Data entries:
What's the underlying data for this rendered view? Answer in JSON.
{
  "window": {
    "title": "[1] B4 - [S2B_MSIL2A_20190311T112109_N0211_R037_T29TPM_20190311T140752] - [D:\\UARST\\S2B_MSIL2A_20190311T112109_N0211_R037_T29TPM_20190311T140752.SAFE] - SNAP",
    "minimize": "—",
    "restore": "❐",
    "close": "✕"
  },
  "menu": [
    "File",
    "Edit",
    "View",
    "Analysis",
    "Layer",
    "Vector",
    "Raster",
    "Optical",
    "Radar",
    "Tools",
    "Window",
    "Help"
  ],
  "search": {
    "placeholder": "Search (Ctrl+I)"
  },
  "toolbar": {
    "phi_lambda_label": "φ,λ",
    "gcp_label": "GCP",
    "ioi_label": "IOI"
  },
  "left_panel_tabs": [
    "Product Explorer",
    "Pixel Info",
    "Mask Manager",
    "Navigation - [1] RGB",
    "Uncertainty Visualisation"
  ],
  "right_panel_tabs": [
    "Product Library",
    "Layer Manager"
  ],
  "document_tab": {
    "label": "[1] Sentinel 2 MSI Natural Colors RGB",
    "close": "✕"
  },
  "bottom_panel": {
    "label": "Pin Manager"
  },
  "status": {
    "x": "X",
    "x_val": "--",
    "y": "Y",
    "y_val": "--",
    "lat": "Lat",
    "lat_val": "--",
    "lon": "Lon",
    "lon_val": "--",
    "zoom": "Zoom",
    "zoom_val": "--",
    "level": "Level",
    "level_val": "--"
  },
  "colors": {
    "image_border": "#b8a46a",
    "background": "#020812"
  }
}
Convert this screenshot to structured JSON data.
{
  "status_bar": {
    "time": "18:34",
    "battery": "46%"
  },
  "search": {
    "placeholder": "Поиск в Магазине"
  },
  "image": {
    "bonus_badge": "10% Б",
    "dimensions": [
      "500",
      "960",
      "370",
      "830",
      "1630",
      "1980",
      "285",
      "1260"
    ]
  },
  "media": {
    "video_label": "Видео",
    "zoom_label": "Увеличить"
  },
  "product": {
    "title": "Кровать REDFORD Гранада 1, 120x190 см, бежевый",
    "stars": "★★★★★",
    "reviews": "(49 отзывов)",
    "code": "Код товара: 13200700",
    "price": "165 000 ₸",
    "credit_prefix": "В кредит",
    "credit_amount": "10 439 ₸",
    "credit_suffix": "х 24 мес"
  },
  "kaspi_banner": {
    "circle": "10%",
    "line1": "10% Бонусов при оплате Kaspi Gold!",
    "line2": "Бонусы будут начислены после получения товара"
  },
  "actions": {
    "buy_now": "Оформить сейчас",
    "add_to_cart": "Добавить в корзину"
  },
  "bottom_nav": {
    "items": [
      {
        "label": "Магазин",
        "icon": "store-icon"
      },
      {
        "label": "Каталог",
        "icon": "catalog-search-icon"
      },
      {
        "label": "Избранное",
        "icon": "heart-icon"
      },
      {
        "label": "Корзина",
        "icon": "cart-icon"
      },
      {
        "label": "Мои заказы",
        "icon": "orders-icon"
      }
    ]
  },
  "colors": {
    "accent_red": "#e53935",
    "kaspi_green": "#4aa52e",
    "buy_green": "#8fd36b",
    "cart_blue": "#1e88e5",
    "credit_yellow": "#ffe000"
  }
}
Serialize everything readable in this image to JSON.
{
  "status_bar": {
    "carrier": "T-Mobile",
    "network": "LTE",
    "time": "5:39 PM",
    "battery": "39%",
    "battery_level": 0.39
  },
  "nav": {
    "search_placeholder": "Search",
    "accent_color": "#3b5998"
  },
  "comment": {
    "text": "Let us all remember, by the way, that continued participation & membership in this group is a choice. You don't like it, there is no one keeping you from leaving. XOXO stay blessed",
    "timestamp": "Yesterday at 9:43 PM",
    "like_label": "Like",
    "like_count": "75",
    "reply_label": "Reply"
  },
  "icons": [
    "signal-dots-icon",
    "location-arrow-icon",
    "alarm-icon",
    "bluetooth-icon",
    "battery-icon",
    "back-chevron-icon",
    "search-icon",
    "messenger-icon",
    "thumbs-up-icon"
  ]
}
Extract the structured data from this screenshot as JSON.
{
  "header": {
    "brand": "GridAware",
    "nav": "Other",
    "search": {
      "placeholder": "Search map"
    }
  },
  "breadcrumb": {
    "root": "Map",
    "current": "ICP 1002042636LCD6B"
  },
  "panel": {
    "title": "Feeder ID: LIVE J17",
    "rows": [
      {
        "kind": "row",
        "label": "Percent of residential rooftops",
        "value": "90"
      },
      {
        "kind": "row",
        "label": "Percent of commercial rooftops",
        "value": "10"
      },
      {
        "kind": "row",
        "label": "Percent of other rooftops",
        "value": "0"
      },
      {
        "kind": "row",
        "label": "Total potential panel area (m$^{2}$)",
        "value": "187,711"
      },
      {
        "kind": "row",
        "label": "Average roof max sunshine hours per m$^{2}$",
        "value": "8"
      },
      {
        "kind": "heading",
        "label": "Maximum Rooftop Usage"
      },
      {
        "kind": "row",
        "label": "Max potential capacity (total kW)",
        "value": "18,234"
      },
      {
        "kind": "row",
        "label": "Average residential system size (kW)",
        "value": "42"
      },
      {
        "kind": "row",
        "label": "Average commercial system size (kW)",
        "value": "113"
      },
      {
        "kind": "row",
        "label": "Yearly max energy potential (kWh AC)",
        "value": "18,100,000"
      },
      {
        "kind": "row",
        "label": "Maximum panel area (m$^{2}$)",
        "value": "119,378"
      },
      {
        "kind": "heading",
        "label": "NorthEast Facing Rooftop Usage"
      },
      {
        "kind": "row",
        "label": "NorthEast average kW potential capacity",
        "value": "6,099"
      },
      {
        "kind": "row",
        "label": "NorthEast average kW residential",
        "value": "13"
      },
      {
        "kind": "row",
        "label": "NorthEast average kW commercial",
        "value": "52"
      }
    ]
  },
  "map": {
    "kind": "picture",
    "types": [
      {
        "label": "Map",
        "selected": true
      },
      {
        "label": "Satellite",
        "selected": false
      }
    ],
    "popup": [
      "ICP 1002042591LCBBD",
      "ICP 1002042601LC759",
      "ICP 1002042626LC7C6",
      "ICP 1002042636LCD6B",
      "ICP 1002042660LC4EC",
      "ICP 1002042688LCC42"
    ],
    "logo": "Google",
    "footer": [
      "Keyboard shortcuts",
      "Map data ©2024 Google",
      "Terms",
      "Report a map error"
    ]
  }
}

What you will do:
Transcribe the entire listing above precisely.

Output of the task:
What's the underlying data for this rendered view? Answer in JSON.
{
  "window": {
    "title": "[1] B4 - [S2B_MSIL2A_20190311T112109_N0211_R037_T29TPM_20190311T140752] - [D:\\UARST\\S2B_MSIL2A_20190311T112109_N0211_R037_T29TPM_20190311T140752.SAFE] - SNAP",
    "minimize": "—",
    "restore": "❐",
    "close": "✕"
  },
  "menu": [
    "File",
    "Edit",
    "View",
    "Analysis",
    "Layer",
    "Vector",
    "Raster",
    "Optical",
    "Radar",
    "Tools",
    "Window",
    "Help"
  ],
  "search": {
    "placeholder": "Search (Ctrl+I)"
  },
  "toolbar": {
    "phi_lambda_label": "φ,λ",
    "gcp_label": "GCP",
    "ioi_label": "IOI"
  },
  "left_panel_tabs": [
    "Product Explorer",
    "Pixel Info",
    "Mask Manager",
    "Navigation - [1] RGB",
    "Uncertainty Visualisation"
  ],
  "right_panel_tabs": [
    "Product Library",
    "Layer Manager"
  ],
  "document_tab": {
    "label": "[1] Sentinel 2 MSI Natural Colors RGB",
    "close": "✕"
  },
  "bottom_panel": {
    "label": "Pin Manager"
  },
  "status": {
    "x": "X",
    "x_val": "--",
    "y": "Y",
    "y_val": "--",
    "lat": "Lat",
    "lat_val": "--",
    "lon": "Lon",
    "lon_val": "--",
    "zoom": "Zoom",
    "zoom_val": "--",
    "level": "Level",
    "level_val": "--"
  },
  "colors": {
    "image_border": "#b8a46a",
    "background": "#020812"
  }
}
Convert this screenshot to structured JSON data.
{
  "status_bar": {
    "time": "18:34",
    "battery": "46%"
  },
  "search": {
    "placeholder": "Поиск в Магазине"
  },
  "image": {
    "bonus_badge": "10% Б",
    "dimensions": [
      "500",
      "960",
      "370",
      "830",
      "1630",
      "1980",
      "285",
      "1260"
    ]
  },
  "media": {
    "video_label": "Видео",
    "zoom_label": "Увеличить"
  },
  "product": {
    "title": "Кровать REDFORD Гранада 1, 120x190 см, бежевый",
    "stars": "★★★★★",
    "reviews": "(49 отзывов)",
    "code": "Код товара: 13200700",
    "price": "165 000 ₸",
    "credit_prefix": "В кредит",
    "credit_amount": "10 439 ₸",
    "credit_suffix": "х 24 мес"
  },
  "kaspi_banner": {
    "circle": "10%",
    "line1": "10% Бонусов при оплате Kaspi Gold!",
    "line2": "Бонусы будут начислены после получения товара"
  },
  "actions": {
    "buy_now": "Оформить сейчас",
    "add_to_cart": "Добавить в корзину"
  },
  "bottom_nav": {
    "items": [
      {
        "label": "Магазин",
        "icon": "store-icon"
      },
      {
        "label": "Каталог",
        "icon": "catalog-search-icon"
      },
      {
        "label": "Избранное",
        "icon": "heart-icon"
      },
      {
        "label": "Корзина",
        "icon": "cart-icon"
      },
      {
        "label": "Мои заказы",
        "icon": "orders-icon"
      }
    ]
  },
  "colors": {
    "accent_red": "#e53935",
    "kaspi_green": "#4aa52e",
    "buy_green": "#8fd36b",
    "cart_blue": "#1e88e5",
    "credit_yellow": "#ffe000"
  }
}
Serialize everything readable in this image to JSON.
{
  "status_bar": {
    "carrier": "T-Mobile",
    "network": "LTE",
    "time": "5:39 PM",
    "battery": "39%",
    "battery_level": 0.39
  },
  "nav": {
    "search_placeholder": "Search",
    "accent_color": "#3b5998"
  },
  "comment": {
    "text": "Let us all remember, by the way, that continued participation & membership in this group is a choice. You don't like it, there is no one keeping you from leaving. XOXO stay blessed",
    "timestamp": "Yesterday at 9:43 PM",
    "like_label": "Like",
    "like_count": "75",
    "reply_label": "Reply"
  },
  "icons": [
    "signal-dots-icon",
    "location-arrow-icon",
    "alarm-icon",
    "bluetooth-icon",
    "battery-icon",
    "back-chevron-icon",
    "search-icon",
    "messenger-icon",
    "thumbs-up-icon"
  ]
}
Extract the structured data from this screenshot as JSON.
{
  "header": {
    "brand": "GridAware",
    "nav": "Other",
    "search": {
      "placeholder": "Search map"
    }
  },
  "breadcrumb": {
    "root": "Map",
    "current": "ICP 1002042636LCD6B"
  },
  "panel": {
    "title": "Feeder ID: LIVE J17",
    "rows": [
      {
        "kind": "row",
        "label": "Percent of residential rooftops",
        "value": "90"
      },
      {
        "kind": "row",
        "label": "Percent of commercial rooftops",
        "value": "10"
      },
      {
        "kind": "row",
        "label": "Percent of other rooftops",
        "value": "0"
      },
      {
        "kind": "row",
        "label": "Total potential panel area (m$^{2}$)",
        "value": "187,711"
      },
      {
        "kind": "row",
        "label": "Average roof max sunshine hours per m$^{2}$",
        "value": "8"
      },
      {
        "kind": "heading",
        "label": "Maximum Rooftop Usage"
      },
      {
        "kind": "row",
        "label": "Max potential capacity (total kW)",
        "value": "18,234"
      },
      {
        "kind": "row",
        "label": "Average residential system size (kW)",
        "value": "42"
      },
      {
        "kind": "row",
        "label": "Average commercial system size (kW)",
        "value": "113"
      },
      {
        "kind": "row",
        "label": "Yearly max energy potential (kWh AC)",
        "value": "18,100,000"
      },
      {
        "kind": "row",
        "label": "Maximum panel area (m$^{2}$)",
        "value": "119,378"
      },
      {
        "kind": "heading",
        "label": "NorthEast Facing Rooftop Usage"
      },
      {
        "kind": "row",
        "label": "NorthEast average kW potential capacity",
        "value": "6,099"
      },
      {
        "kind": "row",
        "label": "NorthEast average kW residential",
        "value": "13"
      },
      {
        "kind": "row",
        "label": "NorthEast average kW commercial",
        "value": "52"
      }
    ]
  },
  "map": {
    "kind": "picture",
    "types": [
      {
        "label": "Map",
        "selected": true
      },
      {
        "label": "Satellite",
        "selected": false
      }
    ],
    "popup": [
      "ICP 1002042591LCBBD",
      "ICP 1002042601LC759",
      "ICP 1002042626LC7C6",
      "ICP 1002042636LCD6B",
      "ICP 1002042660LC4EC",
      "ICP 1002042688LCC42"
    ],
    "logo": "Google",
    "footer": [
      "Keyboard shortcuts",
      "Map data ©2024 Google",
      "Terms",
      "Report a map error"
    ]
  }
}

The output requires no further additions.